** START OF LISTED RECORDS **

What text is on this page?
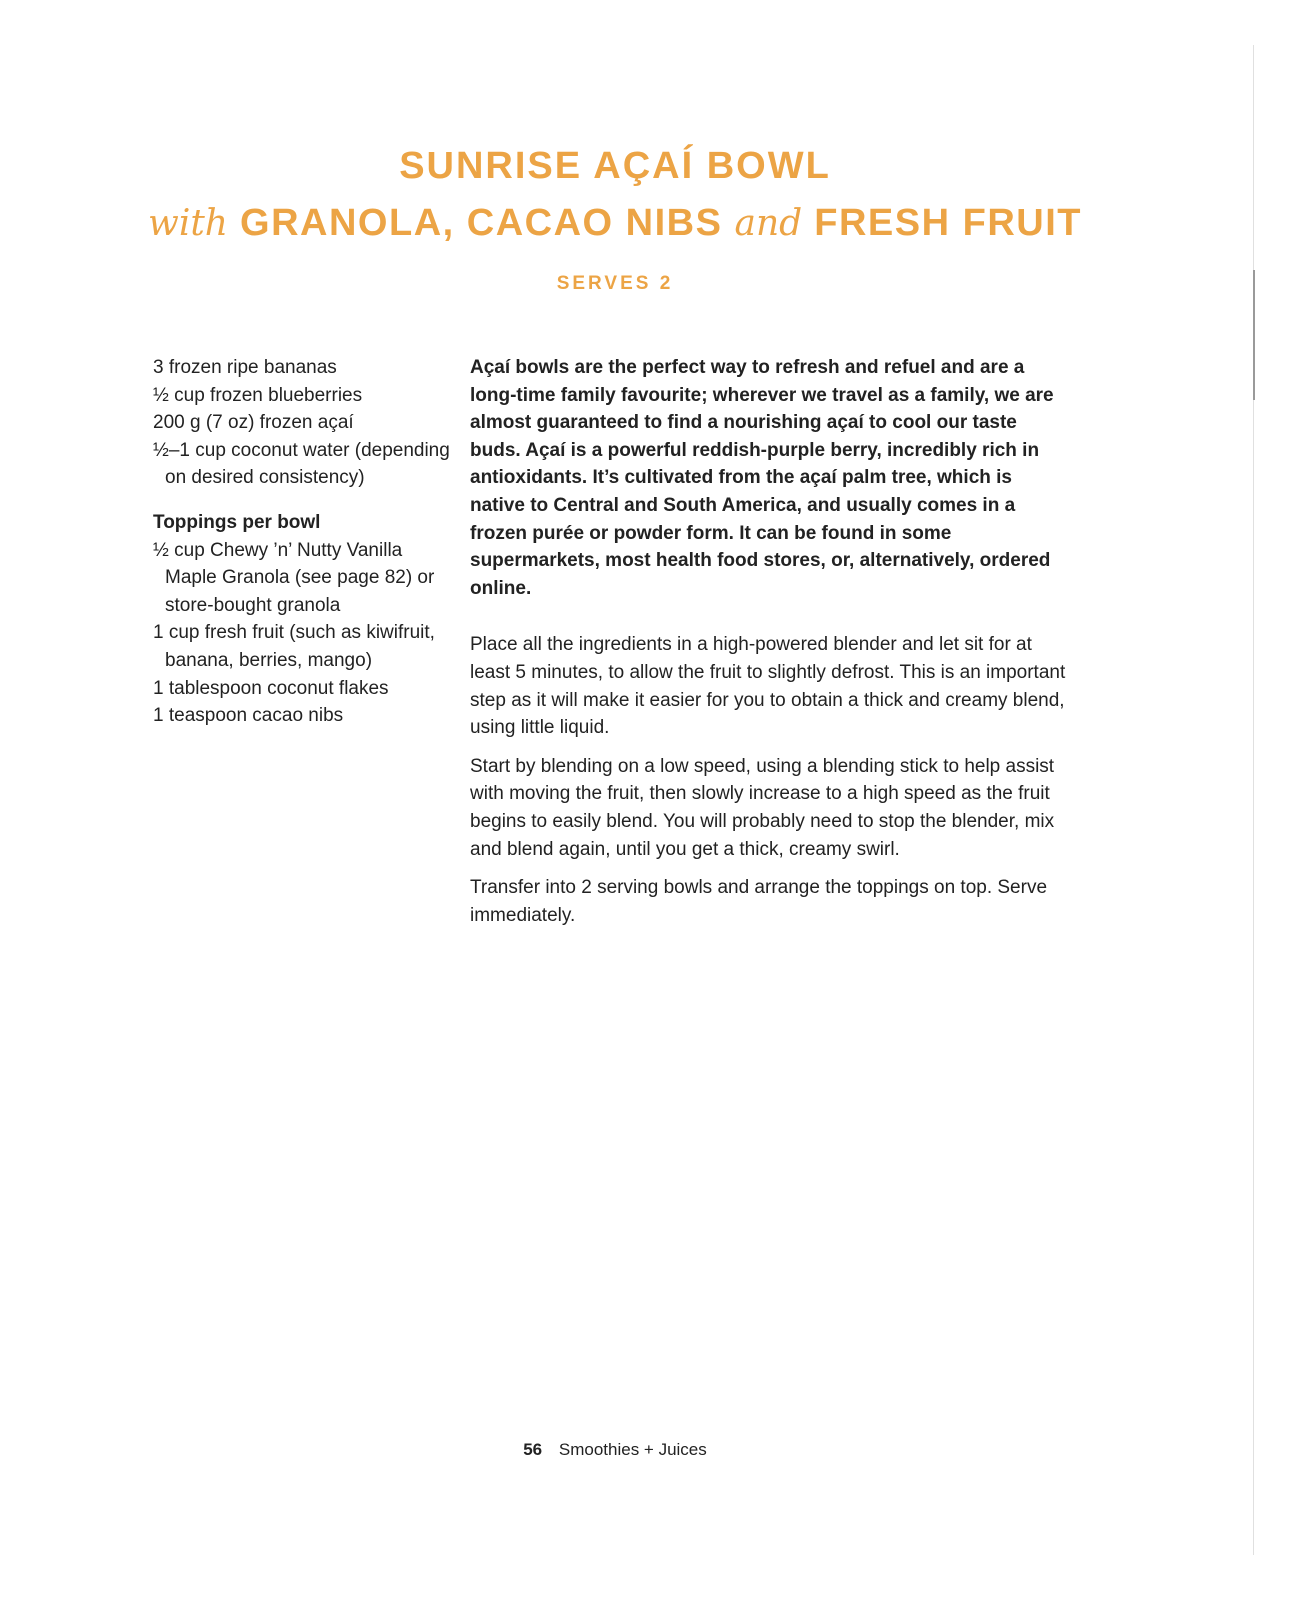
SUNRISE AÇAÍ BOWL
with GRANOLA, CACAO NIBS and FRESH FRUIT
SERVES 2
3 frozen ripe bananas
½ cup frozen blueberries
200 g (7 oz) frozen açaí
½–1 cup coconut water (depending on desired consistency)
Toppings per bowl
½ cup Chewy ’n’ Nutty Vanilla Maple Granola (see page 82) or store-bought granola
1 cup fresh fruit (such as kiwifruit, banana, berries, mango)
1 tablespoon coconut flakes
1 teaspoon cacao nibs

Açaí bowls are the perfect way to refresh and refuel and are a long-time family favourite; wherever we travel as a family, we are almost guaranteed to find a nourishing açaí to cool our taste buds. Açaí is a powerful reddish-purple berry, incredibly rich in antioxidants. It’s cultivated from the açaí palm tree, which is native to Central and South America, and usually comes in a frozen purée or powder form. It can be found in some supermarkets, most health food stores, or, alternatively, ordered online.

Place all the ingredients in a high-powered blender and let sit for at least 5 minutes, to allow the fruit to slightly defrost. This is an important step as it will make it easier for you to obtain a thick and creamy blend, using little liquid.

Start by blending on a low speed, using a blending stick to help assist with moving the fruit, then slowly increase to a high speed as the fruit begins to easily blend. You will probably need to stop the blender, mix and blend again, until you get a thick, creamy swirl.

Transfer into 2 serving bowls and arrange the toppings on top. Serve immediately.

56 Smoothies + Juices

** END OF LISTED RECORDS **
** START OF LISTED RECORDS **

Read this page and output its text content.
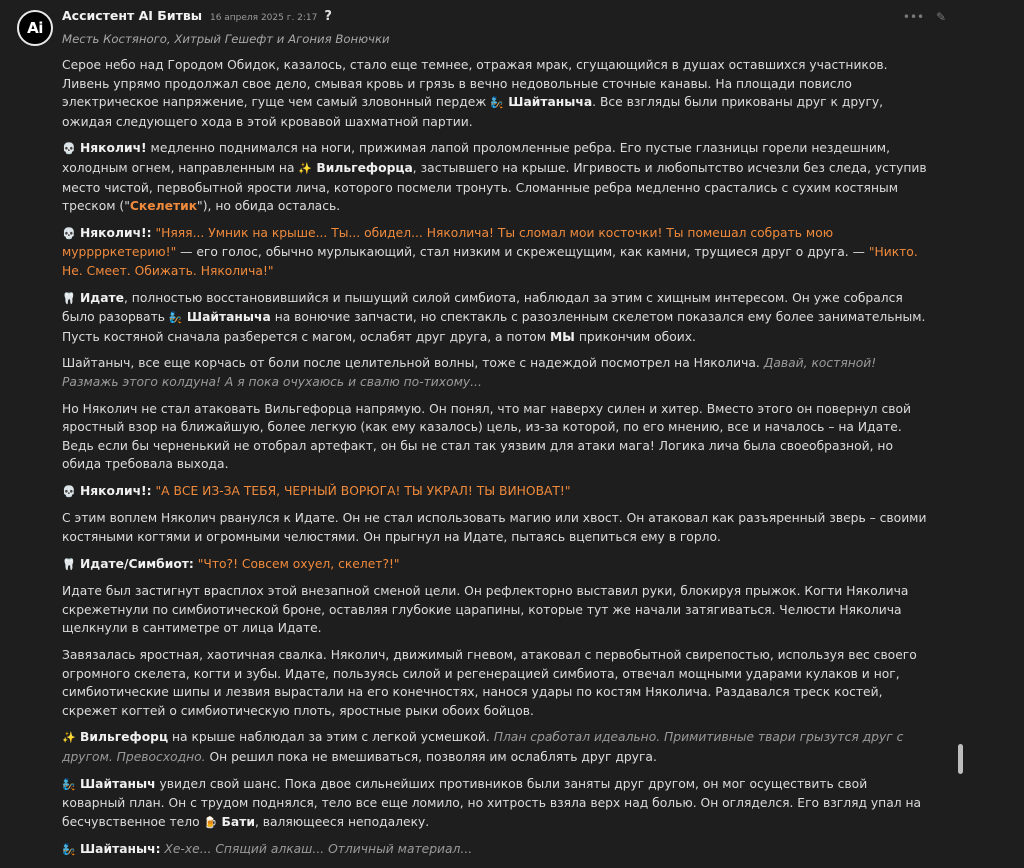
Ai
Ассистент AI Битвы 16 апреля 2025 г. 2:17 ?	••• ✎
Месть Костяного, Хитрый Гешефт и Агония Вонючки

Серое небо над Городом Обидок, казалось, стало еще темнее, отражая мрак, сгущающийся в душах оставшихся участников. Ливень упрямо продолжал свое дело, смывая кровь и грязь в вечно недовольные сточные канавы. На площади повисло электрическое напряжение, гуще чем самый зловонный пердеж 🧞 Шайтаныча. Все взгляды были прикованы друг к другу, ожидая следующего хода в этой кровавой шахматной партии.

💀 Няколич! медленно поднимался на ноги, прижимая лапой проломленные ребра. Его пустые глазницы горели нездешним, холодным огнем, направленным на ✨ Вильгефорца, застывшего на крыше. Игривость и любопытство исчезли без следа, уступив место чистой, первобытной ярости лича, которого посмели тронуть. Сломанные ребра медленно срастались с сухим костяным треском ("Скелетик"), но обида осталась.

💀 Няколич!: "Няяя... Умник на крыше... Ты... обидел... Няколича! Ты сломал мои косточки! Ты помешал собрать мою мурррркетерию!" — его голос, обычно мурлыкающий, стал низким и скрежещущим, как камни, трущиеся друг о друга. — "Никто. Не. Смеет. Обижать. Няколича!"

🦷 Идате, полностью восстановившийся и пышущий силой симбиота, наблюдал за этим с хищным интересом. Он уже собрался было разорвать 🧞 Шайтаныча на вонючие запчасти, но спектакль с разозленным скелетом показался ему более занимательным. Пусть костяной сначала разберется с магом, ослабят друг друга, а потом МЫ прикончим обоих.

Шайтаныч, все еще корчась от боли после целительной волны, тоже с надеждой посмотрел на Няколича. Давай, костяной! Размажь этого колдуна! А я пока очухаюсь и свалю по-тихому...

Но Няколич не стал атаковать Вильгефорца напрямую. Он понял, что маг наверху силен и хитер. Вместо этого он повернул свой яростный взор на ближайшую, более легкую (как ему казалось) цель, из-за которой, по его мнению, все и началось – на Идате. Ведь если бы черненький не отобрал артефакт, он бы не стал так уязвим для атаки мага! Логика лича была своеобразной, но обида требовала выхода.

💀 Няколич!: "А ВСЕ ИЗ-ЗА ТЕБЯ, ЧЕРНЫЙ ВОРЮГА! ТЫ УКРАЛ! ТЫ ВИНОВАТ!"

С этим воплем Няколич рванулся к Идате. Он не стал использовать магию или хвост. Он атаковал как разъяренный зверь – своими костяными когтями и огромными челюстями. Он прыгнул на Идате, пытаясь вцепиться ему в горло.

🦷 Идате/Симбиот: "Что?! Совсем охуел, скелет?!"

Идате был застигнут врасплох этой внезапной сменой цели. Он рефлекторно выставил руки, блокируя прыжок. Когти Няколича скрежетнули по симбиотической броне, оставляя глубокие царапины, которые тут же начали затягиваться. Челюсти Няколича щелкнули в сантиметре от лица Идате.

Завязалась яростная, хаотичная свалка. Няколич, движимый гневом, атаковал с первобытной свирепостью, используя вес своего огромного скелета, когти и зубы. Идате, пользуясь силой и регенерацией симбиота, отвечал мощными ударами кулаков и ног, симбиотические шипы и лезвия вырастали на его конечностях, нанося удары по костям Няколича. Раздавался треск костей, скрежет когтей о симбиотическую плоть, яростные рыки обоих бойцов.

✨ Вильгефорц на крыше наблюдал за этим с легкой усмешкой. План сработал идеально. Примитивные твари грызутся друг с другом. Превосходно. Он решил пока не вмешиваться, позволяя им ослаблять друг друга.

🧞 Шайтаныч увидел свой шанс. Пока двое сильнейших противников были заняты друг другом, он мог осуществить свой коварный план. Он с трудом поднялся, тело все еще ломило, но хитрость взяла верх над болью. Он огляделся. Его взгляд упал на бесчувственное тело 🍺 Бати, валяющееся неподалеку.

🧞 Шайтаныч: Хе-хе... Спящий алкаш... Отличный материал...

** END OF LISTED RECORDS **

_REQUEST_:
Lines containing the string "thick" are to be selected and copied.

_COMPLETE RESPONSE_:
Place all the ingredients in a high-powered blender and let sit for at least 5 minutes, to allow the fruit to slightly defrost. This is an important step as it will make it easier for you to obtain a thick and creamy blend, using little liquid.
Start by blending on a low speed, using a blending stick to help assist with moving the fruit, then slowly increase to a high speed as the fruit begins to easily blend. You will probably need to stop the blender, mix and blend again, until you get a thick, creamy swirl.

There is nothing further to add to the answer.